Problem to work on → Where a line below holds the string "label", copy that line.

Figure data in JSON →
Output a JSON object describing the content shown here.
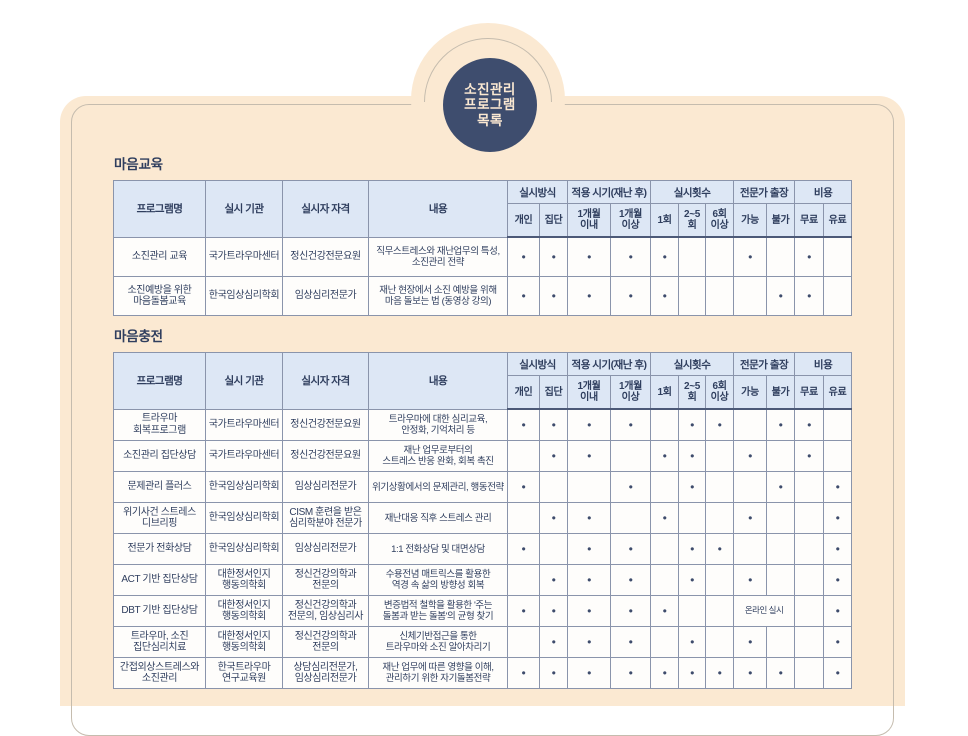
{
  "badge": {
    "lines": [
      "소진관리",
      "프로그램",
      "목록"
    ]
  },
  "colors": {
    "accent_navy": "#3e4d6e",
    "cream_background": "#fbe9d2",
    "header_blue": "#dde7f5",
    "text_navy": "#2f3e5e",
    "grid_border": "#8a94ab",
    "heavy_border": "#4c5977"
  },
  "table_header": {
    "program": "프로그램명",
    "org": "실시 기관",
    "qual": "실시자 자격",
    "content": "내용",
    "groups": [
      {
        "label": "실시방식",
        "cols": [
          "개인",
          "집단"
        ]
      },
      {
        "label": "적용 시기(재난 후)",
        "cols": [
          "1개월\n이내",
          "1개월\n이상"
        ]
      },
      {
        "label": "실시횟수",
        "cols": [
          "1회",
          "2~5\n회",
          "6회\n이상"
        ]
      },
      {
        "label": "전문가 출장",
        "cols": [
          "가능",
          "불가"
        ]
      },
      {
        "label": "비용",
        "cols": [
          "무료",
          "유료"
        ]
      }
    ]
  },
  "sections": [
    {
      "title": "마음교육",
      "rows": [
        {
          "program": "소진관리 교육",
          "org": "국가트라우마센터",
          "qual": "정신건강전문요원",
          "content": "직무스트레스와 재난업무의 특성,\n소진관리 전략",
          "marks": [
            "●",
            "●",
            "●",
            "●",
            "●",
            "",
            "",
            "●",
            "",
            "●",
            ""
          ]
        },
        {
          "program": "소진예방을 위한\n마음돌봄교육",
          "org": "한국임상심리학회",
          "qual": "임상심리전문가",
          "content": "재난 현장에서 소진 예방을 위해\n마음 돌보는 법 (동영상 강의)",
          "marks": [
            "●",
            "●",
            "●",
            "●",
            "●",
            "",
            "",
            "",
            "●",
            "●",
            ""
          ]
        }
      ]
    },
    {
      "title": "마음충전",
      "rows": [
        {
          "program": "트라우마\n회복프로그램",
          "org": "국가트라우마센터",
          "qual": "정신건강전문요원",
          "content": "트라우마에 대한 심리교육,\n안정화, 기억처리 등",
          "marks": [
            "●",
            "●",
            "●",
            "●",
            "",
            "●",
            "●",
            "",
            "●",
            "●",
            ""
          ]
        },
        {
          "program": "소진관리 집단상담",
          "org": "국가트라우마센터",
          "qual": "정신건강전문요원",
          "content": "재난 업무로부터의\n스트레스 반응 완화, 회복 촉진",
          "marks": [
            "",
            "●",
            "●",
            "",
            "●",
            "●",
            "",
            "●",
            "",
            "●",
            ""
          ]
        },
        {
          "program": "문제관리 플러스",
          "org": "한국임상심리학회",
          "qual": "임상심리전문가",
          "content": "위기상황에서의 문제관리, 행동전략",
          "marks": [
            "●",
            "",
            "",
            "●",
            "",
            "●",
            "",
            "",
            "●",
            "",
            "●"
          ]
        },
        {
          "program": "위기사건 스트레스\n디브리핑",
          "org": "한국임상심리학회",
          "qual": "CISM 훈련을 받은\n심리학분야 전문가",
          "content": "재난대응 직후 스트레스 관리",
          "marks": [
            "",
            "●",
            "●",
            "",
            "●",
            "",
            "",
            "●",
            "",
            "",
            "●"
          ]
        },
        {
          "program": "전문가 전화상담",
          "org": "한국임상심리학회",
          "qual": "임상심리전문가",
          "content": "1:1 전화상담 및 대면상담",
          "marks": [
            "●",
            "",
            "●",
            "●",
            "",
            "●",
            "●",
            "",
            "",
            "",
            "●"
          ]
        },
        {
          "program": "ACT 기반 집단상담",
          "org": "대한정서인지\n행동의학회",
          "qual": "정신건강의학과\n전문의",
          "content": "수용전념 매트릭스를 활용한\n역경 속 삶의 방향성 회복",
          "marks": [
            "",
            "●",
            "●",
            "●",
            "",
            "●",
            "",
            "●",
            "",
            "",
            "●"
          ]
        },
        {
          "program": "DBT 기반 집단상담",
          "org": "대한정서인지\n행동의학회",
          "qual": "정신건강의학과\n전문의, 임상심리사",
          "content": "변증법적 철학을 활용한 '주는\n돌봄과 받는 돌봄'의 균형 찾기",
          "marks": [
            "●",
            "●",
            "●",
            "●",
            "●",
            "",
            "",
            null,
            null,
            "",
            "●"
          ],
          "visit_note": "온라인 실시"
        },
        {
          "program": "트라우마, 소진\n집단심리치료",
          "org": "대한정서인지\n행동의학회",
          "qual": "정신건강의학과\n전문의",
          "content": "신체기반접근을 통한\n트라우마와 소진 알아차리기",
          "marks": [
            "",
            "●",
            "●",
            "●",
            "",
            "●",
            "",
            "●",
            "",
            "",
            "●"
          ]
        },
        {
          "program": "간접외상스트레스와\n소진관리",
          "org": "한국트라우마\n연구교육원",
          "qual": "상담심리전문가,\n임상심리전문가",
          "content": "재난 업무에 따른 영향을 이해,\n관리하기 위한 자기돌봄전략",
          "marks": [
            "●",
            "●",
            "●",
            "●",
            "●",
            "●",
            "●",
            "●",
            "●",
            "",
            "●"
          ]
        }
      ]
    }
  ]
}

Worked answer →
        "label": "실시방식",
        "label": "적용 시기(재난 후)",
        "label": "실시횟수",
        "label": "전문가 출장",
        "label": "비용",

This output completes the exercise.